## Items:
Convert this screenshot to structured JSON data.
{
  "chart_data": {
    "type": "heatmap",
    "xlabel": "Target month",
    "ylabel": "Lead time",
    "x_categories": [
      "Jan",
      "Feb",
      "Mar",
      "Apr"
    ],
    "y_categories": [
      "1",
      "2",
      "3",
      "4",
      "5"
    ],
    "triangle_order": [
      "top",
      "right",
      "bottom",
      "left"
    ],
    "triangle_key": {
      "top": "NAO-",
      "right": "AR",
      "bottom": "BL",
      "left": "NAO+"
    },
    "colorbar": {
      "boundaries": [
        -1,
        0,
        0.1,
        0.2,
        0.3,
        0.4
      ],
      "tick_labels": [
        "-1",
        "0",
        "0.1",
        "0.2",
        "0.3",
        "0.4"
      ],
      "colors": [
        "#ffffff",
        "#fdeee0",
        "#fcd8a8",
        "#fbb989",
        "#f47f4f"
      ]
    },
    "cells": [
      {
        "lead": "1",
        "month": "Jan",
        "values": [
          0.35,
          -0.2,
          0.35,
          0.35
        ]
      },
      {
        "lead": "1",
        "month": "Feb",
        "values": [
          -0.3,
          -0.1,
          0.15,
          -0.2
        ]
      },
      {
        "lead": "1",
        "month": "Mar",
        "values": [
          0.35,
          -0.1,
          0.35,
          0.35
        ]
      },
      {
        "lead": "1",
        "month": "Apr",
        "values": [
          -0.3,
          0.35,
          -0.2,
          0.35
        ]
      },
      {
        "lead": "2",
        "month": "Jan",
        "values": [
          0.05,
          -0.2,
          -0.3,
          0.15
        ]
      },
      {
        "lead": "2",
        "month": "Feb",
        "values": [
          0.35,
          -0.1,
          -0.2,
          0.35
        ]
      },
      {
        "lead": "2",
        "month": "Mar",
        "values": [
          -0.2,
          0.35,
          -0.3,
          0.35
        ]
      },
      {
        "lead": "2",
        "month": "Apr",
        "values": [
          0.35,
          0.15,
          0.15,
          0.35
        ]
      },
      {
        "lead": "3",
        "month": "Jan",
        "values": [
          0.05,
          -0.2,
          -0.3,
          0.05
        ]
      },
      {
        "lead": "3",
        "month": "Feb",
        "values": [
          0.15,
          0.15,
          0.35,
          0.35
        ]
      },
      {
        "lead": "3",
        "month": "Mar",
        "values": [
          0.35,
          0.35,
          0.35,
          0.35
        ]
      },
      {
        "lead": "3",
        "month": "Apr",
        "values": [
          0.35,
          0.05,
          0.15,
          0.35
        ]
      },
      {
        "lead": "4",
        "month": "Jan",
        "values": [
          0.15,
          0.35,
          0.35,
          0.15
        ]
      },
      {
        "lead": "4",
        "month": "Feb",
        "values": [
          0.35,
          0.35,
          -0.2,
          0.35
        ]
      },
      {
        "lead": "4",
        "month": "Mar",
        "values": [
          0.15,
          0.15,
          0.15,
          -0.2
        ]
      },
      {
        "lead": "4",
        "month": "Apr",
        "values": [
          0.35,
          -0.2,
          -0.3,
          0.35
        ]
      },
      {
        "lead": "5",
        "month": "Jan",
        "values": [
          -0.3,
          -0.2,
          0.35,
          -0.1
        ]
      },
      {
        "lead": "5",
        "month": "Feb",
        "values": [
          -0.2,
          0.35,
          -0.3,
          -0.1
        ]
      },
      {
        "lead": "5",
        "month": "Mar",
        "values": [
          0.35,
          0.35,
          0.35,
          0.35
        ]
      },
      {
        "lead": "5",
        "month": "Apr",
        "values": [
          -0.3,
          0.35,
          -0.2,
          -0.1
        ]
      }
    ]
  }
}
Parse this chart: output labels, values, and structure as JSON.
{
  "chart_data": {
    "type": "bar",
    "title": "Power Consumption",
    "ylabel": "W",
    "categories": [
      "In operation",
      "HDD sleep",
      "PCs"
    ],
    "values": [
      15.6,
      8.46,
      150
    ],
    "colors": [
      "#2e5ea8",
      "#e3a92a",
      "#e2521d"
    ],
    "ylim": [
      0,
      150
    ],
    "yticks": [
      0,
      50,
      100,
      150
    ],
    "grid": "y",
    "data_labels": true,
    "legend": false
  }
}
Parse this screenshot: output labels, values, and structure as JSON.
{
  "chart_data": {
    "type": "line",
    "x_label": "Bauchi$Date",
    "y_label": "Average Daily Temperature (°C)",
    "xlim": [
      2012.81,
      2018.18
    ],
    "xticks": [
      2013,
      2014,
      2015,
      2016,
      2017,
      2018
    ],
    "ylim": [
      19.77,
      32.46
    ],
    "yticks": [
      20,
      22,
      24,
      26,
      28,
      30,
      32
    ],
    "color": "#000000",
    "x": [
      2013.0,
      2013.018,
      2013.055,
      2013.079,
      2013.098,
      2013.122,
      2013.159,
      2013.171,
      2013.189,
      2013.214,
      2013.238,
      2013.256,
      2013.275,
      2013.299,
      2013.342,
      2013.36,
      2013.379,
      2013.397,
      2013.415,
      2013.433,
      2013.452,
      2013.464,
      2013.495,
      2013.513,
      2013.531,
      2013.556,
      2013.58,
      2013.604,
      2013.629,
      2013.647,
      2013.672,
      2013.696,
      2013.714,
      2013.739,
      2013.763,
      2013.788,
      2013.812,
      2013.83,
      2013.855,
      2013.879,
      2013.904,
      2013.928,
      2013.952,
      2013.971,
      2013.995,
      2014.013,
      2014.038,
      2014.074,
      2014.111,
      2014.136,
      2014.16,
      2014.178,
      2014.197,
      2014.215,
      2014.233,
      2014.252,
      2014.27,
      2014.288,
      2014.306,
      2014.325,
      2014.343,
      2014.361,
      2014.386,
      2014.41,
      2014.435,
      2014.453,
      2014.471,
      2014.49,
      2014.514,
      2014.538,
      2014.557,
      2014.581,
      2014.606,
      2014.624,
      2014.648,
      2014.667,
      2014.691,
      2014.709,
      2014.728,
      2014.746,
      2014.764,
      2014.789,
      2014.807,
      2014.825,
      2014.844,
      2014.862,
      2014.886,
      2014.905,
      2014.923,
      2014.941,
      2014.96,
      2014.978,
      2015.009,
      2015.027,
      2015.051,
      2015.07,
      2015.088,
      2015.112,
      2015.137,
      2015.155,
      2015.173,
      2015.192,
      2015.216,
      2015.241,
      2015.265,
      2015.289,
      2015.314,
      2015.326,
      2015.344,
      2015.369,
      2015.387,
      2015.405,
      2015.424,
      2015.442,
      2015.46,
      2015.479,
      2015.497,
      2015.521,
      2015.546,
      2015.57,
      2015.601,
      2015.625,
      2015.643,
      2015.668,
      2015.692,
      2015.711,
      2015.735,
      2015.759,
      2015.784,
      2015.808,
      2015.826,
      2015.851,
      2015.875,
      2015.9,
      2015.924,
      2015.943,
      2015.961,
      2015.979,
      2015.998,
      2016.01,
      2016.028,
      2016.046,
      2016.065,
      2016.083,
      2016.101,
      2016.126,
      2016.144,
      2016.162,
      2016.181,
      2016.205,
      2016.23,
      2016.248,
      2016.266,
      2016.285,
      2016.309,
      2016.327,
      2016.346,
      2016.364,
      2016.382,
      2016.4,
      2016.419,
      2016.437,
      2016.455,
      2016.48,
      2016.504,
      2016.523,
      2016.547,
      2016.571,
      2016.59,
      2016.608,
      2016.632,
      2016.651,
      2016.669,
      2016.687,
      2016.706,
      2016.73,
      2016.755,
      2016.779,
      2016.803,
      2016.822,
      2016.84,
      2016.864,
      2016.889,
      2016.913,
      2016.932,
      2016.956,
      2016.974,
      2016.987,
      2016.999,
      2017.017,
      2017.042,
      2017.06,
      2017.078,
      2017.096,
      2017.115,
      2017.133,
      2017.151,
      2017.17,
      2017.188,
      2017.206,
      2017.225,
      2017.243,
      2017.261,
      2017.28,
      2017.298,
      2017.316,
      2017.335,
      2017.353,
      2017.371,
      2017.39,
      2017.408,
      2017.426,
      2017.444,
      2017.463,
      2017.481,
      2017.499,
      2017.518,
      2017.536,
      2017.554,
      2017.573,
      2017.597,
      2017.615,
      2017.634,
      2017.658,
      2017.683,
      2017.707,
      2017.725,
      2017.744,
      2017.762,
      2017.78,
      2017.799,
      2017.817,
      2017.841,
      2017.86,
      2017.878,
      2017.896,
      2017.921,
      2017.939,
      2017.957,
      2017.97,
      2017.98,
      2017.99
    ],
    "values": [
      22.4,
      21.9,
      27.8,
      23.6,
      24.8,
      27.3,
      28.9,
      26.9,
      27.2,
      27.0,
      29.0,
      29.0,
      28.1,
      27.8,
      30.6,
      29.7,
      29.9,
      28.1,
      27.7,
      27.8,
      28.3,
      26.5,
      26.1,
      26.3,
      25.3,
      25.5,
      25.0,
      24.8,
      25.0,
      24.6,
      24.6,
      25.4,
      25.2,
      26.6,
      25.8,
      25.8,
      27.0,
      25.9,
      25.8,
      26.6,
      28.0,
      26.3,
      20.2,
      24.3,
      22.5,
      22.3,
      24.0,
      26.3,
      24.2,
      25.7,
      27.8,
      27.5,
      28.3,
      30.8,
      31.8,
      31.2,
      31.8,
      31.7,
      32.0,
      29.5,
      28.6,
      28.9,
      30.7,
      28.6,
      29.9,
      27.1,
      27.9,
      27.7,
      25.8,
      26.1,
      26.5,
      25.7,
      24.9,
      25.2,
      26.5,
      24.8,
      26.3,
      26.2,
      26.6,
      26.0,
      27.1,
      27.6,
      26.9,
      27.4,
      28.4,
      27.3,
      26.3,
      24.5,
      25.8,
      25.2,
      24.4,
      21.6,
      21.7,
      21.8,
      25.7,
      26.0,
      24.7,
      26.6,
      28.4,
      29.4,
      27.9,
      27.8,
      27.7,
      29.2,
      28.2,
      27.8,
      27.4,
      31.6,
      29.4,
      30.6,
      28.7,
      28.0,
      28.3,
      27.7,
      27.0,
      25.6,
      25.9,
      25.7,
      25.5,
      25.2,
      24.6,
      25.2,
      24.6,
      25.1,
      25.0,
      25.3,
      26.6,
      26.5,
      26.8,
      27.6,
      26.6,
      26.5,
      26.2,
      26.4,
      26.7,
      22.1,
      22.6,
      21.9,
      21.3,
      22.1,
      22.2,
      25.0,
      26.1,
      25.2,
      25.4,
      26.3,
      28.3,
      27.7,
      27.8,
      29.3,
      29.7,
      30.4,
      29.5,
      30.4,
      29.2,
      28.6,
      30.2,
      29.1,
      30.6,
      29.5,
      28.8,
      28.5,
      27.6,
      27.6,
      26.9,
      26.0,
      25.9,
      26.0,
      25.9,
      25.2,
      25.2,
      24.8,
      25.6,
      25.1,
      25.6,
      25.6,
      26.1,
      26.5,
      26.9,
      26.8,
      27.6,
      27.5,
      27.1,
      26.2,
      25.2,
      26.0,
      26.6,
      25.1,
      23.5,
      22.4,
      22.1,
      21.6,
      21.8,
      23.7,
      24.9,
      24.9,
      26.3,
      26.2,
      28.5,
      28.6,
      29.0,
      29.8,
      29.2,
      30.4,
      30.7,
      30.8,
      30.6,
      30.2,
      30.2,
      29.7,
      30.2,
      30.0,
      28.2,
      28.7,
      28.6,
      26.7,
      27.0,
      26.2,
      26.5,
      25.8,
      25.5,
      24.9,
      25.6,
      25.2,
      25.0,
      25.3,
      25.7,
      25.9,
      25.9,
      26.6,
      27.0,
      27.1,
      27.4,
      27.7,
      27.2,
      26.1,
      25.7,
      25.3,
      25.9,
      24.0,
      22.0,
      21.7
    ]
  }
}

## Problem:
Return every line in the listing that contains the word "Parse".

## Task result:
Parse this chart: output labels, values, and structure as JSON.
Parse this screenshot: output labels, values, and structure as JSON.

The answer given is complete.